:: 設問一覧 ::
A) まねに関する文章によれば、ミラーニューロンは脳のどの部位に存在していますか。
B) まねに関する文章の冒頭で、赤ちゃんがお母さんやお父さんからまねるものとして挙げられているものをすべて列挙してください。

:: 課題文 ::
════════

赤ちゃんはよくお母さんやお父さんの行為や態度、口癖といったものをまねます。こうした「まね」という行為は人間に特有なもので、他者との関係を築くための最も基礎的な要素となっています。

 

人間はまねをする動物である

赤ちゃんは生後2ヶ月ぐらいまでの間、大人の表情などをまねすることがあります。こうした行為は初期模倣と呼ばれる生まれたばかりの子供に特有の原始的行動です。人間の赤ちゃん以外にも、チンパンジーなどにも見られることがあります。生まれて間もないチンパンジーの赤ちゃんに舌を出してみせると、同じように舌を出したりすることがあるのです。

 

こうした初期模倣は生後2ヶ月ぐらい続き、その後は消えてしまいます。しかし人間の赤ちゃんの場合、生後8ヶ月目ぐらいになると自分からより積極的な形で周囲の人のまねをするようになります。

 

赤ちゃんはあえて周囲の人のまねをしてみて楽しんでいるのですが、こうした自主的かつ積極的なまねは他の生物には見られない人間特有の行為です。人間はこうした高度なまねを繰り返すことによってさまざまなことを学んでいくわけです。

 

チンパンジーの子どもは初期模倣こそあれ、それが消えた後はこうした主体的なまねを行いません。しつこく教えればそうした行為を覚えることはありますが、その場合でも自分から進んでまねをしようとはせず、またまねする速度は遅く熱心には行わないのです。

 

その他に人間に特有な行為として、赤ちゃんや子どもなど他人に自分のまねをすることを奨める、というものがあります。

 

例えば石で木の実を割るという行為があるとして、そこに子どもが興味を覚えて近づいてきた場合、人間ならばお手本を見せ、木の実と石を手渡して自分でやってみるように促すと思います。しかしチンパンジーの親が子どもにそういった行動を取ることはありません。

 

つまり、人間は積極的にまねをする動物というだけでなく、積極的にまねすることを奨める動物でもあるというわけです。積極的にまねをせず、また真似させようとしない野生のチンパンジーの場合、木の実を石で割るという行為を覚えるまでに5年はかかるといいます。この点に人間と他の動物との差が現れると言っていいでしょう。

 

まねという行動の軸には他者への共感がある

人間に特有のまねという行動はどのような仕組みで発生しているのでしょうか。それを明らかにする鍵になるのが「ミラーニューロン」です。ミラーニューロンはイタリアのリゾラッティという神経生理学者がサルの脳から見つけた神経細胞で、人間の脳のなかにも見られます。

 

ミラーニューロンは言語をつかさどっているブローカ野という部位に存在しています。自分の体は動かしていないにも関わらず、他の人が運動しているのを見た時に、あたかもそれと同じ動きをしているように反応を示します。その様子が鏡のようだということでこう名付けられました。

 

人間の持つまねの能力は、他の人が行っている行動を自分の体で捉えている状態で、その人に対して無意識で共鳴している状態だと考えられています。

════════

文書レイアウト解析データ:

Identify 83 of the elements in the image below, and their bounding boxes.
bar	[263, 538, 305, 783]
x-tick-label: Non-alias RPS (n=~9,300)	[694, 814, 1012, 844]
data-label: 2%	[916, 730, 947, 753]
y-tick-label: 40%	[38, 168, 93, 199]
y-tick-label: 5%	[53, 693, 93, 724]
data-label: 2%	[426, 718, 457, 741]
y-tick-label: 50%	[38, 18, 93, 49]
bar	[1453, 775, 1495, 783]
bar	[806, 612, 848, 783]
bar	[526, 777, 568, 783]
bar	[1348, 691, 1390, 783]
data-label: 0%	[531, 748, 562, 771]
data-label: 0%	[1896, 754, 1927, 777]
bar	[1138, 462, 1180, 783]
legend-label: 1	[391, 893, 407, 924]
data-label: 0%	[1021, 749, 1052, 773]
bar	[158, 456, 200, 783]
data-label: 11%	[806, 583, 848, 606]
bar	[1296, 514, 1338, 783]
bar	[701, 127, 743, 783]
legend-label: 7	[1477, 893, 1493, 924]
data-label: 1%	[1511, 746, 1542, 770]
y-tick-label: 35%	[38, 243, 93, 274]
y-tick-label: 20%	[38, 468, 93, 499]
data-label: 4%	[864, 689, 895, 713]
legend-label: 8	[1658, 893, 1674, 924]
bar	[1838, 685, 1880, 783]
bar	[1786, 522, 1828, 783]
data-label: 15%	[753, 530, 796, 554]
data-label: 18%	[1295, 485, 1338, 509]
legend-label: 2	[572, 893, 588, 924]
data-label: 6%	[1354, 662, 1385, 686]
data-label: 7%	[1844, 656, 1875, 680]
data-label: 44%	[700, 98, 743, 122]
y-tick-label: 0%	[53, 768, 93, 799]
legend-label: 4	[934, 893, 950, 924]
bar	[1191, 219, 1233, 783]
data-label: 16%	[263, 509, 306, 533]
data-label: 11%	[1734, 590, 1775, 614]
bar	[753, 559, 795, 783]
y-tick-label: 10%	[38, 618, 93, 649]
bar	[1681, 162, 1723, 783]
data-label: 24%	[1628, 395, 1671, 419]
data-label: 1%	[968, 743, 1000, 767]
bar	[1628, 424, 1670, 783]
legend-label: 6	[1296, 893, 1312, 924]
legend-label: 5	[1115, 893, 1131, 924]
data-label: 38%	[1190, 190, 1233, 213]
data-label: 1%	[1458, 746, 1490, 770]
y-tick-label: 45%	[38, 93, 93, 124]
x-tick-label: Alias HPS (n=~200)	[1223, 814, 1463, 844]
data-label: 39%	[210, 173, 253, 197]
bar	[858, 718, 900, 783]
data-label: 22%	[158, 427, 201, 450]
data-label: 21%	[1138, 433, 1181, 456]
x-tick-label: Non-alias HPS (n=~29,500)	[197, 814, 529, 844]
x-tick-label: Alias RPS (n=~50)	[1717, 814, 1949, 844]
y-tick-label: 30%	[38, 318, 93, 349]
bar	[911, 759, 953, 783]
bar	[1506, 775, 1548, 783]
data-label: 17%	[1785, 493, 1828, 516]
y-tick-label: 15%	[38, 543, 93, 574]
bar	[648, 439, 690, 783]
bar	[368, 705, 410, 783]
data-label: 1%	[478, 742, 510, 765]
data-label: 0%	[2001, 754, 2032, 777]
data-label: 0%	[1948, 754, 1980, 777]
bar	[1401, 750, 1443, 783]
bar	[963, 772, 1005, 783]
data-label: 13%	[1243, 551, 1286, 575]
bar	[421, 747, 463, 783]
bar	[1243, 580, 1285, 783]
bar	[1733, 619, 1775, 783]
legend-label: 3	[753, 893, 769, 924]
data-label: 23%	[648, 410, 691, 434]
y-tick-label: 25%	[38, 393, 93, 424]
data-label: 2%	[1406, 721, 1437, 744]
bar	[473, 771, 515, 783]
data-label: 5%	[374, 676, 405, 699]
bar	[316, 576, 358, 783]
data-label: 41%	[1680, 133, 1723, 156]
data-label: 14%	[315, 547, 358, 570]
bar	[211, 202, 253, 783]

════════

:: 解答一覧 ::
A) 言語をつかさどっているブローカ野に存在しています。

B) 行為、態度、口癖